### GOAL
Write out the whole listing again, exactly.

### SUPPLIED MATERIAL
........
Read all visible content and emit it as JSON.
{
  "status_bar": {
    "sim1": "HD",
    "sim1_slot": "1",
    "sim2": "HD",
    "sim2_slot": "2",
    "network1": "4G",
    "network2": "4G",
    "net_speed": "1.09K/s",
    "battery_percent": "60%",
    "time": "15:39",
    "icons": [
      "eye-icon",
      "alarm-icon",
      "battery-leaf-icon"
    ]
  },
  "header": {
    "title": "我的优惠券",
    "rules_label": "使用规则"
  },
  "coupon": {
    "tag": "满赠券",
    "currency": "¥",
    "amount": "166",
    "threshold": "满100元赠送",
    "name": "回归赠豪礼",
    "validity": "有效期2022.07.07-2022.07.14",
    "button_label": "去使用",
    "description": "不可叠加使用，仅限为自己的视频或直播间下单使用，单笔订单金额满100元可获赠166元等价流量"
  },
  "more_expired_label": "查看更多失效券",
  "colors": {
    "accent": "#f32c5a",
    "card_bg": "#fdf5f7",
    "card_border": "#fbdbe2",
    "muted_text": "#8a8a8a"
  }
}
........
### TASK RESPONSE
Read all visible content and emit it as JSON.
{
  "status_bar": {
    "sim1": "HD",
    "sim1_slot": "1",
    "sim2": "HD",
    "sim2_slot": "2",
    "network1": "4G",
    "network2": "4G",
    "net_speed": "1.09K/s",
    "battery_percent": "60%",
    "time": "15:39",
    "icons": [
      "eye-icon",
      "alarm-icon",
      "battery-leaf-icon"
    ]
  },
  "header": {
    "title": "我的优惠券",
    "rules_label": "使用规则"
  },
  "coupon": {
    "tag": "满赠券",
    "currency": "¥",
    "amount": "166",
    "threshold": "满100元赠送",
    "name": "回归赠豪礼",
    "validity": "有效期2022.07.07-2022.07.14",
    "button_label": "去使用",
    "description": "不可叠加使用，仅限为自己的视频或直播间下单使用，单笔订单金额满100元可获赠166元等价流量"
  },
  "more_expired_label": "查看更多失效券",
  "colors": {
    "accent": "#f32c5a",
    "card_bg": "#fdf5f7",
    "card_border": "#fbdbe2",
    "muted_text": "#8a8a8a"
  }
}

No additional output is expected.